[Start of QUOTED PASSAGE]

Naval personnel have been selling vegetables while the air force is running an air
service for civilians travelling to Jaffna.
To top it all, the army proposes to import 10,000 cows to produce milk for sale
to the public! Employment of the military on civilian tasks seems to have
become part of state strategy. This is an unhealthy trend in a democracy; it is
open to misuse in times of political crisis as an instrument of power,
particularly in Sri Lanka
where the executive presidency is vested with enormous powers.
The army also
has become an extra administrative authority keeping an eye to control the activity
of the civilians in the province. Though such deployment is ostensibly to
prevent revival of LTTE activity, in practice it interferes with opposition
political activity. This has been brought out by the US Country Report on Human Rights in Sri Lanka 2011, released on 24 May 2012. It said:
The major human rights problems were unlawful
killings by security forces and government-allied paramilitary groups, often in
predominantly Tamil areas, which led many to regard them as politically
motivated, and attacks on and harassment of civil society activists, persons
viewed as Liberation Tigers of Tamil Eelam (LTTE) sympathizers, and journalists
by persons allegedly tied to the government, which created an environment of
fear and self-censorship.
International Relations
President Rajapaksa has been aggrieved about the
way Sri Lanka was treated by the US and the West even before Eelam War IV started.

[End of QUOTED PASSAGE]

*REQUEST A:*
Please rewrite the part of the records that runs from their first line through the line containing "price-tick: 500B [2428,995,2457,1009]", swapping "time-tick" for "date-tick" and leaving everything else unchanged.
*REQUEST B:*
Resume the passage on Sri Lanka's military and foreign relations, picking up after its last sentence.
The records have no connection to the passage about Sri Lanka.

[Start of THE DATA]

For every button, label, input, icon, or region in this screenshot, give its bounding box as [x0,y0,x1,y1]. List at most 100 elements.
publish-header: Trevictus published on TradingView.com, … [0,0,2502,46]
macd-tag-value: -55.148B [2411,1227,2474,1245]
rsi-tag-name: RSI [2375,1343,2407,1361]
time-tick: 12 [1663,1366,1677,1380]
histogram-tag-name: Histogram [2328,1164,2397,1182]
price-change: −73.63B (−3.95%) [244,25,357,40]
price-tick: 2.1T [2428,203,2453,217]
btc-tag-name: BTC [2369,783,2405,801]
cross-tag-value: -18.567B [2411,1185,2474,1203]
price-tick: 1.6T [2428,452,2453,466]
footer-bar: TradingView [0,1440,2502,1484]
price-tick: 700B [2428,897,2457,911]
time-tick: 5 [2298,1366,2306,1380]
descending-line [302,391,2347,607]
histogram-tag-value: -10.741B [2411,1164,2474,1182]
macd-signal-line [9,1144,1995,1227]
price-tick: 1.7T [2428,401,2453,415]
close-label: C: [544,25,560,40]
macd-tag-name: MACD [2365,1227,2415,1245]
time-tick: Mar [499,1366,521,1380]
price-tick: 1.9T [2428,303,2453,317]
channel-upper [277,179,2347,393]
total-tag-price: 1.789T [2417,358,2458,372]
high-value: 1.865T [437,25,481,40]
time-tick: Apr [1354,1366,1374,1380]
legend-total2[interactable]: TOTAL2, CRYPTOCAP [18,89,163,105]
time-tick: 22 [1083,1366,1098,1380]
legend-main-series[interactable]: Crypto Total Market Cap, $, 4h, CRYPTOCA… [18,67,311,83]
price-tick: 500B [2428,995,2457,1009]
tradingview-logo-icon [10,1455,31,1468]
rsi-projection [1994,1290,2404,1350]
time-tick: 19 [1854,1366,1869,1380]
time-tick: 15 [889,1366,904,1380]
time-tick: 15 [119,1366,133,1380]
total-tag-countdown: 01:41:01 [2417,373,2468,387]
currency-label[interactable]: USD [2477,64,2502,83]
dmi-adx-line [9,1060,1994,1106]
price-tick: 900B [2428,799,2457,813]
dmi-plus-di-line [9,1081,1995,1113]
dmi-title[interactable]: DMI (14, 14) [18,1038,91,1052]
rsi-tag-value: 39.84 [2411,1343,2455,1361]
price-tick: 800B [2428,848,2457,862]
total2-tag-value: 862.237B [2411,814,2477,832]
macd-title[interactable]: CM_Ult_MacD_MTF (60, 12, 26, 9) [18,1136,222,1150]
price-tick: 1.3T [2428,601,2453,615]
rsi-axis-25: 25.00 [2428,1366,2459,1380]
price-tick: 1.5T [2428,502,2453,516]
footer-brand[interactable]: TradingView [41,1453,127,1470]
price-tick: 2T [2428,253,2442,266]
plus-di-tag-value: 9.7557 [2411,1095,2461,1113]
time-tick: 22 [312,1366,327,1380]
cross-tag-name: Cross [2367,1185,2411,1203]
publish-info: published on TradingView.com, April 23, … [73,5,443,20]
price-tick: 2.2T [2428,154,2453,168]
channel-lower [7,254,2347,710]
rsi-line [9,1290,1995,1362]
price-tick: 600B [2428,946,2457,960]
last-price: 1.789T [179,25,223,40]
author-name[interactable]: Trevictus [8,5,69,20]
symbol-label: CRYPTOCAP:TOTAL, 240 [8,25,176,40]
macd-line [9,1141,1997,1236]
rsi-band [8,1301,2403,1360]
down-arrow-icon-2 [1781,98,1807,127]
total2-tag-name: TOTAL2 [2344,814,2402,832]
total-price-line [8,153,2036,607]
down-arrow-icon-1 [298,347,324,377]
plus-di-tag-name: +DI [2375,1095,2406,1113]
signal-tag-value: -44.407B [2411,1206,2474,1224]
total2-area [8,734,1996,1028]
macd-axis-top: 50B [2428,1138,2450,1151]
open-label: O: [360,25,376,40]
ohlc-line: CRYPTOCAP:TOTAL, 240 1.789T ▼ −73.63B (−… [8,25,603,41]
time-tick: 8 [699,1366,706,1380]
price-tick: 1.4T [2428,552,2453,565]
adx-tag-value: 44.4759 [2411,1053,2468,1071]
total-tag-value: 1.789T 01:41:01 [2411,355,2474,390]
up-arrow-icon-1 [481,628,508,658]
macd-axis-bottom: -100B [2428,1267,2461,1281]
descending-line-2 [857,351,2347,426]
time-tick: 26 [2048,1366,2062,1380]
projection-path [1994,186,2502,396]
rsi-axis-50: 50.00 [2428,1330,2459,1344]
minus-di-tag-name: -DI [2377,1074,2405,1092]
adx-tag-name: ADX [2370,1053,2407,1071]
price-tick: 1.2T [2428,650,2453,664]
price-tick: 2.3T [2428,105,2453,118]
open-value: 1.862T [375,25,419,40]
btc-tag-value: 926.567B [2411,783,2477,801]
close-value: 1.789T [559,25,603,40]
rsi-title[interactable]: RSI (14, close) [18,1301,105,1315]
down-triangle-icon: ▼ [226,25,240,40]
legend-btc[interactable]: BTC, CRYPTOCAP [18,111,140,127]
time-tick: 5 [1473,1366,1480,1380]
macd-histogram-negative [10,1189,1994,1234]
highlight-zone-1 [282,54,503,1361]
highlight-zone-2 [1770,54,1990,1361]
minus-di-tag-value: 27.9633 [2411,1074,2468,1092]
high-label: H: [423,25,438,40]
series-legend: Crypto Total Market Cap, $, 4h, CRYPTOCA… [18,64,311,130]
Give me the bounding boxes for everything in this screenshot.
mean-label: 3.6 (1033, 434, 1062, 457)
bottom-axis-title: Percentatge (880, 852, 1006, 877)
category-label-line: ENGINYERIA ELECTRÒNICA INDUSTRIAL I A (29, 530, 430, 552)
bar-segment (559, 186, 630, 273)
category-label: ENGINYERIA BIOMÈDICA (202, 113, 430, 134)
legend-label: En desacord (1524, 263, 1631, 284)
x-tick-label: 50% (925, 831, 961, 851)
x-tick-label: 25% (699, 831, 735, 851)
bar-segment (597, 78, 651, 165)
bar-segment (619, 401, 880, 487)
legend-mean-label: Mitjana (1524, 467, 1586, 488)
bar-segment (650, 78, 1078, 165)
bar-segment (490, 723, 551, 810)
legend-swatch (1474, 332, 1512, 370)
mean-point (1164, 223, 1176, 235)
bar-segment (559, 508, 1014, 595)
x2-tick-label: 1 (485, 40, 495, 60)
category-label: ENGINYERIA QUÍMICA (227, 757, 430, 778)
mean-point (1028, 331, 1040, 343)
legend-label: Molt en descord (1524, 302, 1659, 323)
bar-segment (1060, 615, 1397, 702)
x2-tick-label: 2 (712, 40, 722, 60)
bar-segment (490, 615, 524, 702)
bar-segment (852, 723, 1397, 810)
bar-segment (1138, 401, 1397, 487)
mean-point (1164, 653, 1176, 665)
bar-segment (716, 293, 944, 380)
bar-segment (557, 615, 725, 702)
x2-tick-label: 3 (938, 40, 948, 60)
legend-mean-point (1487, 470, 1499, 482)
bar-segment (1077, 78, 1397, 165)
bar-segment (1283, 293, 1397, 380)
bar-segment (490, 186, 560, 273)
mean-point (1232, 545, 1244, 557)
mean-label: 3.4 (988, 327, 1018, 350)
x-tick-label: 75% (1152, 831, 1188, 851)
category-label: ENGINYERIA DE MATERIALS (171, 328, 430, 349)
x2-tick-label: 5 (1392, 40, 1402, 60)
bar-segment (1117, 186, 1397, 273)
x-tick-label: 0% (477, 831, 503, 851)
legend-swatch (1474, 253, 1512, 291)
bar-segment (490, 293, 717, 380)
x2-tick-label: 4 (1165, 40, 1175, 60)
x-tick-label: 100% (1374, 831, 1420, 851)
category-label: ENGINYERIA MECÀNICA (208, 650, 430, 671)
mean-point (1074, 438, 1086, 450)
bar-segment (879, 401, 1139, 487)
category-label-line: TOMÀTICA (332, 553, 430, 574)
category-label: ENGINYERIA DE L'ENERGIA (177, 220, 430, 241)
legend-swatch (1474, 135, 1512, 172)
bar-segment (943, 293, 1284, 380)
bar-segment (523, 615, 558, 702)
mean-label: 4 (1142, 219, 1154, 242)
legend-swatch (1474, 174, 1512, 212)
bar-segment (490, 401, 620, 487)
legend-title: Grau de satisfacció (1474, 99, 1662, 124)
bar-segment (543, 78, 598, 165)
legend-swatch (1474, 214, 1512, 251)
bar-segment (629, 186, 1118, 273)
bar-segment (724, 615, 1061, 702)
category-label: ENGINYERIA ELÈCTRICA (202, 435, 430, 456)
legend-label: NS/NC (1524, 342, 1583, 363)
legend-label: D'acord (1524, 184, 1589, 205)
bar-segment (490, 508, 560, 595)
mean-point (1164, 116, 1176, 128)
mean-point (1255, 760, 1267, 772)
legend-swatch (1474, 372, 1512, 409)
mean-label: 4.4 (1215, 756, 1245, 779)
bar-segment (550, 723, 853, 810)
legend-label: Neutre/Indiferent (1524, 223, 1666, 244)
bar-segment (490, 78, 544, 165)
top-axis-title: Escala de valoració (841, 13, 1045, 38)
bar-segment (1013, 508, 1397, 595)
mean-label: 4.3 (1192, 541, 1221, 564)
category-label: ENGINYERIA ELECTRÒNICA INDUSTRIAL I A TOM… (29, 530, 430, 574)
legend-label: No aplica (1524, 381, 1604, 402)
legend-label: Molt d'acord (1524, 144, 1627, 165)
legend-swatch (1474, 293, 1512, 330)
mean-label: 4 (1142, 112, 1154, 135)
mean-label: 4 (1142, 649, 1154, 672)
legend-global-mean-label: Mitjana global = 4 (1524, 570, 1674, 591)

[End of THE DATA]

*EXERCISE ANSWER A:*
For every button, label, input, icon, or region in this screenshot, give its bounding box as [x0,y0,x1,y1]. List at most 100 elements.
publish-header: Trevictus published on TradingView.com, … [0,0,2502,46]
macd-tag-value: -55.148B [2411,1227,2474,1245]
rsi-tag-name: RSI [2375,1343,2407,1361]
date-tick: 12 [1663,1366,1677,1380]
histogram-tag-name: Histogram [2328,1164,2397,1182]
price-change: −73.63B (−3.95%) [244,25,357,40]
price-tick: 2.1T [2428,203,2453,217]
btc-tag-name: BTC [2369,783,2405,801]
cross-tag-value: -18.567B [2411,1185,2474,1203]
price-tick: 1.6T [2428,452,2453,466]
footer-bar: TradingView [0,1440,2502,1484]
price-tick: 700B [2428,897,2457,911]
date-tick: 5 [2298,1366,2306,1380]
descending-line [302,391,2347,607]
histogram-tag-value: -10.741B [2411,1164,2474,1182]
macd-signal-line [9,1144,1995,1227]
price-tick: 1.7T [2428,401,2453,415]
close-label: C: [544,25,560,40]
macd-tag-name: MACD [2365,1227,2415,1245]
date-tick: Mar [499,1366,521,1380]
price-tick: 1.9T [2428,303,2453,317]
channel-upper [277,179,2347,393]
total-tag-price: 1.789T [2417,358,2458,372]
high-value: 1.865T [437,25,481,40]
date-tick: Apr [1354,1366,1374,1380]
legend-total2[interactable]: TOTAL2, CRYPTOCAP [18,89,163,105]
date-tick: 22 [1083,1366,1098,1380]
legend-main-series[interactable]: Crypto Total Market Cap, $, 4h, CRYPTOCA… [18,67,311,83]
price-tick: 500B [2428,995,2457,1009]

*EXERCISE ANSWER B:*
He was peeved when the US
and the European Union repeatedly took up allegations of human rights
violations and aberrations of rule of law with him. After the war, he has maintained
that the West has not given due recognition to his military success against
LTTE terrorism, though it was probably the only success story in the global war
on terror. This feeling was further exacerbated when Channel 4 videos showing
custodial killing of LTTE prisoners and other atrocities by the army were aired
and many Western political leaders called upon Sri Lanka to investigate them. When
a UN expert advisory panel found a prima facie case for such investigation, the
government took the stance that the US and Western powers in collusion with
Tamil diaspora were ganging up against Sri Lanka. This conspiracy theory
has found wide acceptance among the public and the media, who find the Western
conduct hypocritical and selective.
Rajapaksa’s abrasive relations with the US and the
West – particularly UK, Canada and the EU – turned more belligerent during the
war. The United States’
suggestion to send US marines to evacuate the LTTE leadership trapped in a
narrow strip of land in the last stages of war in April 2009 was perhaps the
trigger. Though the plan was shot down (with India
supporting Sri Lanka), it
caused suspicion about the US
agenda in Sri Lanka.
Sri Lanka’s suspicions
were reinforced by the US stance at the UNHRC demanding Sri Lanka’s
accountability for its actions in the final stages of the war. The suspicions have
been aggravated by the freedom with which Tamil Eelam sympathizers and former
LTTE cadres have been allowed to operate in the US, UK, Canada and EU despite
the ban on the LTTE.
In defiance, President Rajapaksa went out of the
way to cultivate nations known for their strong anti-US stance: Cuba, Iran,
Myanmar, Libya (during Gaddafi’s time) and Venezuela. However, Sri Lanka needs the economic support of the US and
the West, particularly in these times of global economic downturn. Sri Lanka cannot also afford to ignore the US for
strategic reasons, as India-US strategic relations are growing in the Asia-Pacific
region. The West’s efforts to improve relations with Sri Lanka have also continued.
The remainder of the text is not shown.